## Task goal
Count every line in the entries that contains "this". Report that count alone.

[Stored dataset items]
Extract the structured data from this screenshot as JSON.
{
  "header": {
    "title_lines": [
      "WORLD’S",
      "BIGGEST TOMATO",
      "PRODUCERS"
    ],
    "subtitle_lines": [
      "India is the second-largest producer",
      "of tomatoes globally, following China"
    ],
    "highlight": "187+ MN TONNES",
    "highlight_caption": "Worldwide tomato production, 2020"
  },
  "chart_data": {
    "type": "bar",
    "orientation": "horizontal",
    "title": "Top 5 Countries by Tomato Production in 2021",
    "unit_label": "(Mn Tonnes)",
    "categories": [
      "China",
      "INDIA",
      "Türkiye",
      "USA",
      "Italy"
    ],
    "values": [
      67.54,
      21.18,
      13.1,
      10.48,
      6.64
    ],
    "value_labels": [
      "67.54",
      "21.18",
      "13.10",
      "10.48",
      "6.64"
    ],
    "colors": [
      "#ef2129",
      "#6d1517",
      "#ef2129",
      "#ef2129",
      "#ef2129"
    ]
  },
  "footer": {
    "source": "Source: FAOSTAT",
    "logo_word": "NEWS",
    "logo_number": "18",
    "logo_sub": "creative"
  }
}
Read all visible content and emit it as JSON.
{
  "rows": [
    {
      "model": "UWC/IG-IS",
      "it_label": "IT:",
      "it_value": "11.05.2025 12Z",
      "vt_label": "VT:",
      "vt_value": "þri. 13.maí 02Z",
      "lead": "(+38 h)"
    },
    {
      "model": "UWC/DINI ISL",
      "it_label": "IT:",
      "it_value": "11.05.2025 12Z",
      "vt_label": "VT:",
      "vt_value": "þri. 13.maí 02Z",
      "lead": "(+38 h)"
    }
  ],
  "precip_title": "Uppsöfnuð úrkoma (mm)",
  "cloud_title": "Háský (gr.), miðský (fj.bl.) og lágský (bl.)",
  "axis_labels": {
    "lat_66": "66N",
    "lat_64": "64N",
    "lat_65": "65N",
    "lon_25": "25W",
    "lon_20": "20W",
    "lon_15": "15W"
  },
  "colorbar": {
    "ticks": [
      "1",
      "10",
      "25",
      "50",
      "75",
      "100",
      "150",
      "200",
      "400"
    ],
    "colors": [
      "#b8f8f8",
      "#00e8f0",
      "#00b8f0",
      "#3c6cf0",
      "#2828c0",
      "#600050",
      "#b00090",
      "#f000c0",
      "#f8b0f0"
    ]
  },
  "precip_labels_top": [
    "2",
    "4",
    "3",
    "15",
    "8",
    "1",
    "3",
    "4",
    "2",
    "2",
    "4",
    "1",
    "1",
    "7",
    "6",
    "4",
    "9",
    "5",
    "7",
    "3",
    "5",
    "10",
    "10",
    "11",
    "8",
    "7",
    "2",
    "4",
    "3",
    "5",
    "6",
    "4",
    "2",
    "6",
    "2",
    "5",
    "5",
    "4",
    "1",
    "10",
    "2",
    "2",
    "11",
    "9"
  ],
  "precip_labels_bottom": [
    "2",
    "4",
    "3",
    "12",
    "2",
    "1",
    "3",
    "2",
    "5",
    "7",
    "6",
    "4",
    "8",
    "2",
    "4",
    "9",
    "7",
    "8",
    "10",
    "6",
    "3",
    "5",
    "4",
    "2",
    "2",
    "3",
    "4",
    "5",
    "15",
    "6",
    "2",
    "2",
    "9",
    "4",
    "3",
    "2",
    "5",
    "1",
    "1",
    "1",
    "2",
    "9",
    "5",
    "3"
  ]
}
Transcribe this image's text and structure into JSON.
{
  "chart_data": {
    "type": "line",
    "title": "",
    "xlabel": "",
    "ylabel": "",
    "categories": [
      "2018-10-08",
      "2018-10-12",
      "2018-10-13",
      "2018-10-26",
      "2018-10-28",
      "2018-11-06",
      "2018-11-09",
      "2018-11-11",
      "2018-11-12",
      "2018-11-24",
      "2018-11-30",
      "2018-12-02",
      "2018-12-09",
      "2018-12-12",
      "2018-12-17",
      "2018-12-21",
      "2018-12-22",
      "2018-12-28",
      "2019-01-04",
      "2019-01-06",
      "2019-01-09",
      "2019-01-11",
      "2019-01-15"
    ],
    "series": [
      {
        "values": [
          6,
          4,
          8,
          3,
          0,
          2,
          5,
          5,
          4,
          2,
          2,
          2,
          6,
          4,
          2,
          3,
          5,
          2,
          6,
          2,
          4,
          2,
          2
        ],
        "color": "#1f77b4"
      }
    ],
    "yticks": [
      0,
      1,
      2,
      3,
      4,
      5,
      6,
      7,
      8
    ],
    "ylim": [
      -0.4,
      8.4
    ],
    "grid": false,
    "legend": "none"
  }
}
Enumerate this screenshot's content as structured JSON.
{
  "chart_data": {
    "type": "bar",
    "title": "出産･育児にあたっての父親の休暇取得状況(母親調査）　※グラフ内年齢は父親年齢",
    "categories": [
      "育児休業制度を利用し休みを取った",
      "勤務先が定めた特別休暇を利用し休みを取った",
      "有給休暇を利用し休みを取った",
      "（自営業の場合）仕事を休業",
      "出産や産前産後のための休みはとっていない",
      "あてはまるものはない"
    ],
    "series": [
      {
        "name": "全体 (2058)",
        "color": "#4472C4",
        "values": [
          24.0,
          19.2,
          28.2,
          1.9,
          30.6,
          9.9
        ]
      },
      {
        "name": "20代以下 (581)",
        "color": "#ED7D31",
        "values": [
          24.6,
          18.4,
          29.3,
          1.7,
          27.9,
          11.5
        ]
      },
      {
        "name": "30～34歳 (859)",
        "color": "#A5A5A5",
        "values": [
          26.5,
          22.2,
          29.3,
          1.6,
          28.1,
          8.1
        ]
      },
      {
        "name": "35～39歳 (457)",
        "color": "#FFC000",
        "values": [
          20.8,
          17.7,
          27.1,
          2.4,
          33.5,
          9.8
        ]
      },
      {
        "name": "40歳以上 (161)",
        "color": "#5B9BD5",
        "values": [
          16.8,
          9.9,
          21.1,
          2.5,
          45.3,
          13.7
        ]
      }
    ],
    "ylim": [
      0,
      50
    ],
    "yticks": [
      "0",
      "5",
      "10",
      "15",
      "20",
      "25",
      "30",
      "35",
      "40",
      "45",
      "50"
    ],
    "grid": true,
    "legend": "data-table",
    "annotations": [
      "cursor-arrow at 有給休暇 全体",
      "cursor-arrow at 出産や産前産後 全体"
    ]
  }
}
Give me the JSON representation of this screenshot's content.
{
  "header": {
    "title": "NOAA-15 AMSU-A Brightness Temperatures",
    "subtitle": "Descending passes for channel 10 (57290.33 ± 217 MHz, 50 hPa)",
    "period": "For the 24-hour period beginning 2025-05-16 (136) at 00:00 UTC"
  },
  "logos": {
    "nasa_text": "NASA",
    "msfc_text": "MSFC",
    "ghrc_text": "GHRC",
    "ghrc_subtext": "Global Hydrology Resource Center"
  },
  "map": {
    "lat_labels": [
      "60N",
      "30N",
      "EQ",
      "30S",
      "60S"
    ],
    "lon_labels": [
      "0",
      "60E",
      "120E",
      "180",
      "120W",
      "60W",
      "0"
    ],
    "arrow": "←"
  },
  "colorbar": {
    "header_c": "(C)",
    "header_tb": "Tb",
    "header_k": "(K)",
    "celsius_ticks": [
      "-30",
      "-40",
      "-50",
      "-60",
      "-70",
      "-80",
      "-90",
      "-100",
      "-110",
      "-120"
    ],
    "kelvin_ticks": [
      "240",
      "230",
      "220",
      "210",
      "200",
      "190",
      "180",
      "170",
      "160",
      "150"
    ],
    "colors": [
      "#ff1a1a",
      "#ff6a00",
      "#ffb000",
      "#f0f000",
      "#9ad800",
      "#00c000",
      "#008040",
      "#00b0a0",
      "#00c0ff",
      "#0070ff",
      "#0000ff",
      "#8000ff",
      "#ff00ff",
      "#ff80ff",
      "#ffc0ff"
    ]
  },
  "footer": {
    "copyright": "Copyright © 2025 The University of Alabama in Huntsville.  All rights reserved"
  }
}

## Written answer
4